Records supplied →
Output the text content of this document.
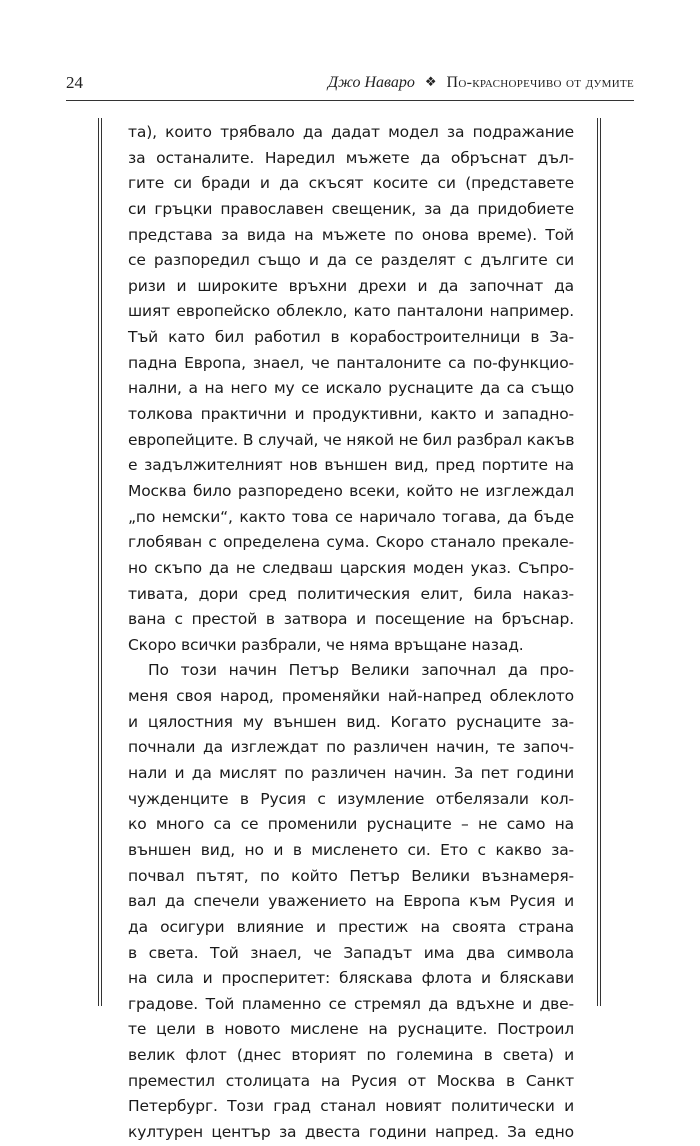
24	Джо Наваро ❖ По-красноречиво от думите
та), които трябвало да дадат модел за подражание
за останалите. Наредил мъжете да обръснат дъл-
гите си бради и да скъсят косите си (представете
си гръцки православен свещеник, за да придобиете
представа за вида на мъжете по онова време). Той
се разпоредил също и да се разделят с дългите си
ризи и широките връхни дрехи и да започнат да
шият европейско облекло, като панталони например.
Тъй като бил работил в корабостроителници в За-
падна Европа, знаел, че панталоните са по-функцио-
нални, а на него му се искало руснаците да са също
толкова практични и продуктивни, както и западно-
европейците. В случай, че някой не бил разбрал какъв
е задължителният нов външен вид, пред портите на
Москва било разпоредено всеки, който не изглеждал
„по немски“, както това се наричало тогава, да бъде
глобяван с определена сума. Скоро станало прекале-
но скъпо да не следваш царския моден указ. Съпро-
тивата, дори сред политическия елит, била наказ-
вана с престой в затвора и посещение на бръснар.
Скоро всички разбрали, че няма връщане назад.
По този начин Петър Велики започнал да про-
меня своя народ, променяйки най-напред облеклото
и цялостния му външен вид. Когато руснаците за-
почнали да изглеждат по различен начин, те започ-
нали и да мислят по различен начин. За пет години
чужденците в Русия с изумление отбелязали кол-
ко много са се променили руснаците – не само на
външен вид, но и в мисленето си. Ето с какво за-
почвал пътят, по който Петър Велики възнамеря-
вал да спечели уважението на Европа към Русия и
да осигури влияние и престиж на своята страна
в света. Той знаел, че Западът има два символа
на сила и просперитет: бляскава флота и бляскави
градове. Той пламенно се стремял да вдъхне и две-
те цели в новото мислене на руснаците. Построил
велик флот (днес вторият по големина в света) и
преместил столицата на Русия от Москва в Санкт
Петербург. Този град станал новият политически и
културен център за двеста години напред. За едно
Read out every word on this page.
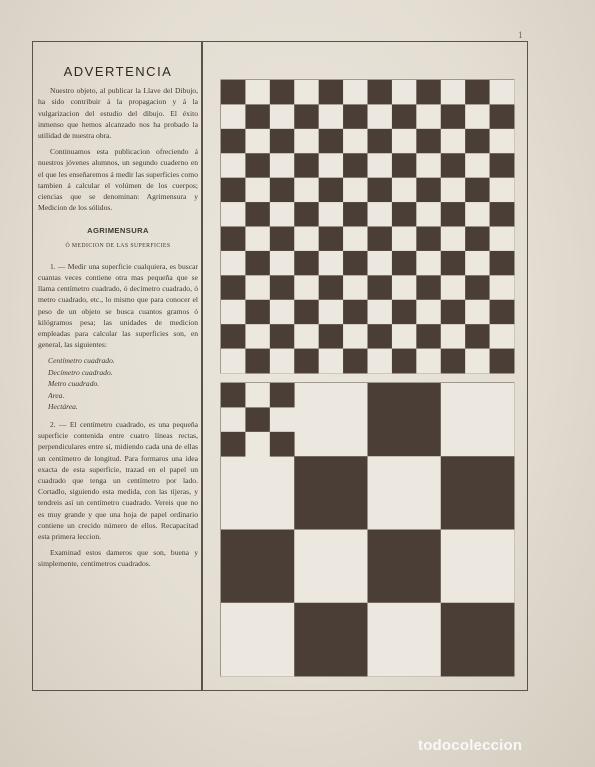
1
ADVERTENCIA

Nuestro objeto, al publicar la Llave del Dibujo, ha sido contribuir á la propagacion y á la vulgarizacion del estudio del dibujo. El éxito inmenso que hemos alcanzado nos ha probado la utilidad de nuestra obra.

Continuamos esta publicacion ofreciendo á nuestros jóvenes alumnos, un segundo cuaderno en el que les enseñaremos á medir las superficies como tambien á calcular el volúmen de los cuerpos; ciencias que se denominan: Agrimensura y Medicion de los sólidos.

AGRIMENSURA
Ó MEDICION DE LAS SUPERFICIES

1. — Medir una superficie cualquiera, es buscar cuantas veces contiene otra mas pequeña que se llama centímetro cuadrado, ó decímetro cuadrado, ó metro cuadrado, etc., lo mismo que para conocer el peso de un objeto se busca cuantos gramos ó kilógramos pesa; las unidades de medicion empleadas para calcular las superficies son, en general, las siguientes:

Centímetro cuadrado.
Decímetro cuadrado.
Metro cuadrado.
Area.
Hectárea.

2. — El centímetro cuadrado, es una pequeña superficie contenida entre cuatro líneas rectas, perpendiculares entre sí, midiendo cada una de ellas un centímetro de longitud. Para formaros una idea exacta de esta superficie, trazad en el papel un cuadrado que tenga un centímetro por lado. Cortadlo, siguiendo esta medida, con las tijeras, y tendreis así un centímetro cuadrado. Vereis que no es muy grande y que una hoja de papel ordinario contiene un crecido número de ellos. Recapacitad esta primera leccion.

Examinad estos dameros que son, buena y simplemente, centímetros cuadrados.

todocoleccion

Exercise prompt → Every entry must be reproduced exactly, with the images left out.

Written reply →
Output the text content of this document.
24	Джо Наваро ❖ По-красноречиво от думите
та), които трябвало да дадат модел за подражание
за останалите. Наредил мъжете да обръснат дъл-
гите си бради и да скъсят косите си (представете
си гръцки православен свещеник, за да придобиете
представа за вида на мъжете по онова време). Той
се разпоредил също и да се разделят с дългите си
ризи и широките връхни дрехи и да започнат да
шият европейско облекло, като панталони например.
Тъй като бил работил в корабостроителници в За-
падна Европа, знаел, че панталоните са по-функцио-
нални, а на него му се искало руснаците да са също
толкова практични и продуктивни, както и западно-
европейците. В случай, че някой не бил разбрал какъв
е задължителният нов външен вид, пред портите на
Москва било разпоредено всеки, който не изглеждал
„по немски“, както това се наричало тогава, да бъде
глобяван с определена сума. Скоро станало прекале-
но скъпо да не следваш царския моден указ. Съпро-
тивата, дори сред политическия елит, била наказ-
вана с престой в затвора и посещение на бръснар.
Скоро всички разбрали, че няма връщане назад.
По този начин Петър Велики започнал да про-
меня своя народ, променяйки най-напред облеклото
и цялостния му външен вид. Когато руснаците за-
почнали да изглеждат по различен начин, те започ-
нали и да мислят по различен начин. За пет години
чужденците в Русия с изумление отбелязали кол-
ко много са се променили руснаците – не само на
външен вид, но и в мисленето си. Ето с какво за-
почвал пътят, по който Петър Велики възнамеря-
вал да спечели уважението на Европа към Русия и
да осигури влияние и престиж на своята страна
в света. Той знаел, че Западът има два символа
на сила и просперитет: бляскава флота и бляскави
градове. Той пламенно се стремял да вдъхне и две-
те цели в новото мислене на руснаците. Построил
велик флот (днес вторият по големина в света) и
преместил столицата на Русия от Москва в Санкт
Петербург. Този град станал новият политически и
културен център за двеста години напред. За едно
Read out every word on this page.
1
ADVERTENCIA

Nuestro objeto, al publicar la Llave del Dibujo, ha sido contribuir á la propagacion y á la vulgarizacion del estudio del dibujo. El éxito inmenso que hemos alcanzado nos ha probado la utilidad de nuestra obra.

Continuamos esta publicacion ofreciendo á nuestros jóvenes alumnos, un segundo cuaderno en el que les enseñaremos á medir las superficies como tambien á calcular el volúmen de los cuerpos; ciencias que se denominan: Agrimensura y Medicion de los sólidos.

AGRIMENSURA
Ó MEDICION DE LAS SUPERFICIES

1. — Medir una superficie cualquiera, es buscar cuantas veces contiene otra mas pequeña que se llama centímetro cuadrado, ó decímetro cuadrado, ó metro cuadrado, etc., lo mismo que para conocer el peso de un objeto se busca cuantos gramos ó kilógramos pesa; las unidades de medicion empleadas para calcular las superficies son, en general, las siguientes:

Centímetro cuadrado.
Decímetro cuadrado.
Metro cuadrado.
Area.
Hectárea.

2. — El centímetro cuadrado, es una pequeña superficie contenida entre cuatro líneas rectas, perpendiculares entre sí, midiendo cada una de ellas un centímetro de longitud. Para formaros una idea exacta de esta superficie, trazad en el papel un cuadrado que tenga un centímetro por lado. Cortadlo, siguiendo esta medida, con las tijeras, y tendreis así un centímetro cuadrado. Vereis que no es muy grande y que una hoja de papel ordinario contiene un crecido número de ellos. Recapacitad esta primera leccion.

Examinad estos dameros que son, buena y simplemente, centímetros cuadrados.

todocoleccion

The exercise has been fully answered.